* start *
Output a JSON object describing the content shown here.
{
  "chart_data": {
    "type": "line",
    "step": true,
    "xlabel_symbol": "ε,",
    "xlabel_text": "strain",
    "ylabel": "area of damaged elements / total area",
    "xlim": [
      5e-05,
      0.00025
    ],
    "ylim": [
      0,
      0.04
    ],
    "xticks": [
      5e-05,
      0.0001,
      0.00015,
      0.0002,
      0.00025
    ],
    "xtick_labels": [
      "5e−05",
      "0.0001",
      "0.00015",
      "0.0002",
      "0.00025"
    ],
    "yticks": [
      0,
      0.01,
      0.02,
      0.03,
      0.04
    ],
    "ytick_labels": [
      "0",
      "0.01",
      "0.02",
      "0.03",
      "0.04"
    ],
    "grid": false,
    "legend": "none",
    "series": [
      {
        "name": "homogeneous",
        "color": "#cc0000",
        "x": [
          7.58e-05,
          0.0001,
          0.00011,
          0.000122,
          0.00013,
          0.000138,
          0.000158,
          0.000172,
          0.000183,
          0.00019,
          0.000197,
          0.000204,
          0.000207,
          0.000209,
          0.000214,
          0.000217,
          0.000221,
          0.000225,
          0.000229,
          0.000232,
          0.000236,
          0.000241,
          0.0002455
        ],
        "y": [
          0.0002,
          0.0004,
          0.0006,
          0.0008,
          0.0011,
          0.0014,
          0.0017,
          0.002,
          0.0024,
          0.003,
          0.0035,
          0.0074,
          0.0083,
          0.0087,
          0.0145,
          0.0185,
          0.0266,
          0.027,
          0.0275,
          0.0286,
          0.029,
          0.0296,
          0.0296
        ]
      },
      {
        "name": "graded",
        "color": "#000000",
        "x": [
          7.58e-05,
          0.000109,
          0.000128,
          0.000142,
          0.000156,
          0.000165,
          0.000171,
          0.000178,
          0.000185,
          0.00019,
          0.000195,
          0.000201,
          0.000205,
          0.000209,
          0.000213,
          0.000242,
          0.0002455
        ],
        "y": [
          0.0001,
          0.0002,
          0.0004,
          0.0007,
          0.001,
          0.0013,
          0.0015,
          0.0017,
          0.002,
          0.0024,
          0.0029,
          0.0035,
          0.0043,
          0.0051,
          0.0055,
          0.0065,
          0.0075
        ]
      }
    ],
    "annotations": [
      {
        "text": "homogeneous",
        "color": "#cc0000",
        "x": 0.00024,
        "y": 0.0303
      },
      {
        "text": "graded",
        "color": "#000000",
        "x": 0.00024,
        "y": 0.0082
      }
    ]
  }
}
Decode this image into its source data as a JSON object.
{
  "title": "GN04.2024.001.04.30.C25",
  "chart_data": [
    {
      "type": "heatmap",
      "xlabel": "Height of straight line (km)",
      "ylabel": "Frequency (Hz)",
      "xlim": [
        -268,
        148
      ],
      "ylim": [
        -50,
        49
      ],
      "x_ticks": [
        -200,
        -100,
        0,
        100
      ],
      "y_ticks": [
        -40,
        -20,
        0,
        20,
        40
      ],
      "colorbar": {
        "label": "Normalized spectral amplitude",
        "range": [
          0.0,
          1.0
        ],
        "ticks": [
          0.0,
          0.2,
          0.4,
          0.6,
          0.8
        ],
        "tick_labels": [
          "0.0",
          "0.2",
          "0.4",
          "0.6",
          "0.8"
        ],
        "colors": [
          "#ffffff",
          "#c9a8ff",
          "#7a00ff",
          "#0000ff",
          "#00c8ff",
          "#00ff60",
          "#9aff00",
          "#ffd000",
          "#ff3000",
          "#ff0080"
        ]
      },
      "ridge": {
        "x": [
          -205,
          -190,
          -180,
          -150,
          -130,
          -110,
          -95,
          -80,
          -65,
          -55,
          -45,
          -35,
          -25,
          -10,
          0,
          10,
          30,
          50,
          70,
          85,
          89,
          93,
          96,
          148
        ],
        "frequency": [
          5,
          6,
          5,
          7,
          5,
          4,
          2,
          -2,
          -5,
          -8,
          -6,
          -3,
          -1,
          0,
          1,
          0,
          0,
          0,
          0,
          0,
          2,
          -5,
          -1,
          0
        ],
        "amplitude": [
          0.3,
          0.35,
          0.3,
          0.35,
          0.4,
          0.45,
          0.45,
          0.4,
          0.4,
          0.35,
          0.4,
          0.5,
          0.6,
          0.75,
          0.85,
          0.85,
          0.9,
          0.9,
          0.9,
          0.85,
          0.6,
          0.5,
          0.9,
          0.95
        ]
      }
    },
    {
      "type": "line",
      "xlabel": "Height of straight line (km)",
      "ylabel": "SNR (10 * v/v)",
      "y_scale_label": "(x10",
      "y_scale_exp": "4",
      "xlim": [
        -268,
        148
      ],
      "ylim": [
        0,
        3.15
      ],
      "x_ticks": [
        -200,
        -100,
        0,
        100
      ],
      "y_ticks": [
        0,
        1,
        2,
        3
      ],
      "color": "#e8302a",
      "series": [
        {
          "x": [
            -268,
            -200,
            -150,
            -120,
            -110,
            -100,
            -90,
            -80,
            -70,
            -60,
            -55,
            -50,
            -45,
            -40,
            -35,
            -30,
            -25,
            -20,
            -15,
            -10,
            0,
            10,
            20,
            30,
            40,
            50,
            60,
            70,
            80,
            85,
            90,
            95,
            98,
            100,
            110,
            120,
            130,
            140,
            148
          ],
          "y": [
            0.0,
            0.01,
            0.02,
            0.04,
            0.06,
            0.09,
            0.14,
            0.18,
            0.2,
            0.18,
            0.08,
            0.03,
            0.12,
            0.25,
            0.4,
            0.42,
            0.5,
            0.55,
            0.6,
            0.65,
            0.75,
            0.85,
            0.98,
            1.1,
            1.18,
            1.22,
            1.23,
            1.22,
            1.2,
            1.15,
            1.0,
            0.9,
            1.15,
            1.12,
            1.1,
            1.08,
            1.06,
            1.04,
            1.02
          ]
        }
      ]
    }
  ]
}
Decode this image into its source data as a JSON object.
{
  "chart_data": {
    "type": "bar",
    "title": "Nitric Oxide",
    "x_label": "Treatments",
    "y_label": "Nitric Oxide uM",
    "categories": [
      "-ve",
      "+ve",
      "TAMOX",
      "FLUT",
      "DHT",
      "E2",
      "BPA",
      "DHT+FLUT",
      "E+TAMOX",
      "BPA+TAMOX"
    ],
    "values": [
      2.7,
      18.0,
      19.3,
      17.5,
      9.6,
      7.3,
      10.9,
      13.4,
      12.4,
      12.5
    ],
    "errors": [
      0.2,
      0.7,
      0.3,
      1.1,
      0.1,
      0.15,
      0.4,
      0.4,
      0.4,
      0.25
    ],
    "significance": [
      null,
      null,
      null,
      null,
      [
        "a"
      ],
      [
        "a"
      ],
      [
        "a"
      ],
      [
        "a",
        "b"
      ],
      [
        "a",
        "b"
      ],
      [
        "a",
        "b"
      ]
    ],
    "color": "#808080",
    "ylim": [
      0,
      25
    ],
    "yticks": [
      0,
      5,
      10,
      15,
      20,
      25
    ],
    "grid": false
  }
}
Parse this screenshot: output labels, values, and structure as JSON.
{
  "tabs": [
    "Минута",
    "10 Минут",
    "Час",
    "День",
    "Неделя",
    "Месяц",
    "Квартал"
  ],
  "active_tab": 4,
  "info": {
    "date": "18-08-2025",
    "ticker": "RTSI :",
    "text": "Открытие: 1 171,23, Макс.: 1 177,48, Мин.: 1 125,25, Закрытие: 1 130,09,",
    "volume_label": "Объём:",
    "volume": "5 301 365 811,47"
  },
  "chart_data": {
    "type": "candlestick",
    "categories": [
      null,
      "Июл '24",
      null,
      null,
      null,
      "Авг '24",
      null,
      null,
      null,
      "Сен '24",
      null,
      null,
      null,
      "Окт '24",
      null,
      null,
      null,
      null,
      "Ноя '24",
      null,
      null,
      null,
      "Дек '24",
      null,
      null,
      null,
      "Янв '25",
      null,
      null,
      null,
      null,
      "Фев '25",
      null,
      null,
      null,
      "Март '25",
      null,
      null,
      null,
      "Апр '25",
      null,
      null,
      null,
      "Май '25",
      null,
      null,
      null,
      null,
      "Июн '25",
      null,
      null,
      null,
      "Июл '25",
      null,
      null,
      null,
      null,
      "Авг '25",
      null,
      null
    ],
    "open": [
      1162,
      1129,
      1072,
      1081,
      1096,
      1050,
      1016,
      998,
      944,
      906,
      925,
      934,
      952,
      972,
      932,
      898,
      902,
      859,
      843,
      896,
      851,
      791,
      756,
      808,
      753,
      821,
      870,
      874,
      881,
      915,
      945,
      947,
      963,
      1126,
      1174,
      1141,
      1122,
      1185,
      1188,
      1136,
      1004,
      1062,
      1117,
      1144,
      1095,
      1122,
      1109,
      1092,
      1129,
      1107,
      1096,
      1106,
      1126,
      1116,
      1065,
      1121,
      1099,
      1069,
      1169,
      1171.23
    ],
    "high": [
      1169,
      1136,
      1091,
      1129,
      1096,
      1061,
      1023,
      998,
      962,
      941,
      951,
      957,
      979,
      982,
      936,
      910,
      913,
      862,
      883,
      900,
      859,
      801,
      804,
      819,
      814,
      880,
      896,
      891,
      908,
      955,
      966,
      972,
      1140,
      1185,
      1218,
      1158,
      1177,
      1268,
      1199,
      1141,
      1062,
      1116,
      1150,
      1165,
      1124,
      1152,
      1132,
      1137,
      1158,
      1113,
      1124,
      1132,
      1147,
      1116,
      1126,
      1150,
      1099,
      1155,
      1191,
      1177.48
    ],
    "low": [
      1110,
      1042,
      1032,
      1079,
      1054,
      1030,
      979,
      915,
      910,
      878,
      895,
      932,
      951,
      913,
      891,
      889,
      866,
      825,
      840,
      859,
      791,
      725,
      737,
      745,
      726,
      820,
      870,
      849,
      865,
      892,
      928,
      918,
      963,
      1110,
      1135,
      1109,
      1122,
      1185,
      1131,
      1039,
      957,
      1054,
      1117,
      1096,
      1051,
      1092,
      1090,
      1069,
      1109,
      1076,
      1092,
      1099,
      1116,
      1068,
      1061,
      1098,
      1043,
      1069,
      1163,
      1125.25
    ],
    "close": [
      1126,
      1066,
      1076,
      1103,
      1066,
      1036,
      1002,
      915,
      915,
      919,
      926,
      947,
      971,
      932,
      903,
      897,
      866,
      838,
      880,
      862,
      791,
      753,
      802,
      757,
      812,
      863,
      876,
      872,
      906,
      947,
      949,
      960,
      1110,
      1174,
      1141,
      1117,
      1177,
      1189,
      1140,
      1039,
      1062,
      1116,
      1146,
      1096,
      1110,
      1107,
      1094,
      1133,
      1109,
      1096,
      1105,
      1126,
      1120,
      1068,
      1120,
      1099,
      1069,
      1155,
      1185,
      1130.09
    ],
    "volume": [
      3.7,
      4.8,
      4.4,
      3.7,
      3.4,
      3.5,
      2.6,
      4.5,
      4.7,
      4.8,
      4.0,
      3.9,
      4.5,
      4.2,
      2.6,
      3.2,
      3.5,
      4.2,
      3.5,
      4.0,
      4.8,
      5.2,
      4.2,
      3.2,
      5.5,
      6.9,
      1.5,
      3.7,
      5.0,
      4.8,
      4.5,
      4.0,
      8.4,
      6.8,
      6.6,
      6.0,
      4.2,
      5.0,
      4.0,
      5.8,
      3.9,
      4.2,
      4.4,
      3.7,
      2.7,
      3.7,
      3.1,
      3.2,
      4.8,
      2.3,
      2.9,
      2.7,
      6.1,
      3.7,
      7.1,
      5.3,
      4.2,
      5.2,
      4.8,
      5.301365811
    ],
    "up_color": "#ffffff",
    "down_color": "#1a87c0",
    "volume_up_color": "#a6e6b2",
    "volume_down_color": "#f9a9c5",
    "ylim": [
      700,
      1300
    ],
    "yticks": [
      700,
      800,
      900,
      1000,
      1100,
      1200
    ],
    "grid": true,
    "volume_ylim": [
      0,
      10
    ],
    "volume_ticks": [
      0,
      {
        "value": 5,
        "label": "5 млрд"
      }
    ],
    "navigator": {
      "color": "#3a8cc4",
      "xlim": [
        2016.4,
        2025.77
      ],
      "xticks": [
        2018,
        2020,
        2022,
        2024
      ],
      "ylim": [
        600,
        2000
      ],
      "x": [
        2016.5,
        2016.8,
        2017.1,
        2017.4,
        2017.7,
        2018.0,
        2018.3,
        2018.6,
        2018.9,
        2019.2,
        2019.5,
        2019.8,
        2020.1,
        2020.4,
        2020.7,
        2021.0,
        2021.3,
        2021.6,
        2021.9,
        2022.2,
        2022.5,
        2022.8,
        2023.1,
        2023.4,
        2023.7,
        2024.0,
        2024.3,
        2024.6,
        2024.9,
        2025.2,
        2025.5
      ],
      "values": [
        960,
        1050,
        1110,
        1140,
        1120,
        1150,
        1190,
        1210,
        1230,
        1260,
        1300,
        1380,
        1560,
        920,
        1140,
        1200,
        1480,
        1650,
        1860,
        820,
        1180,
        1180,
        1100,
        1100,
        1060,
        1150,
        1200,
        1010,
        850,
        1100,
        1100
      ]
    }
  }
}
* end *
TASK DIRECTIONS: Display every line of the listing that contains the string "JSON".

CORRECT RESULT:
Output a JSON object describing the content shown here.
Decode this image into its source data as a JSON object.
Decode this image into its source data as a JSON object.
Parse this screenshot: output labels, values, and structure as JSON.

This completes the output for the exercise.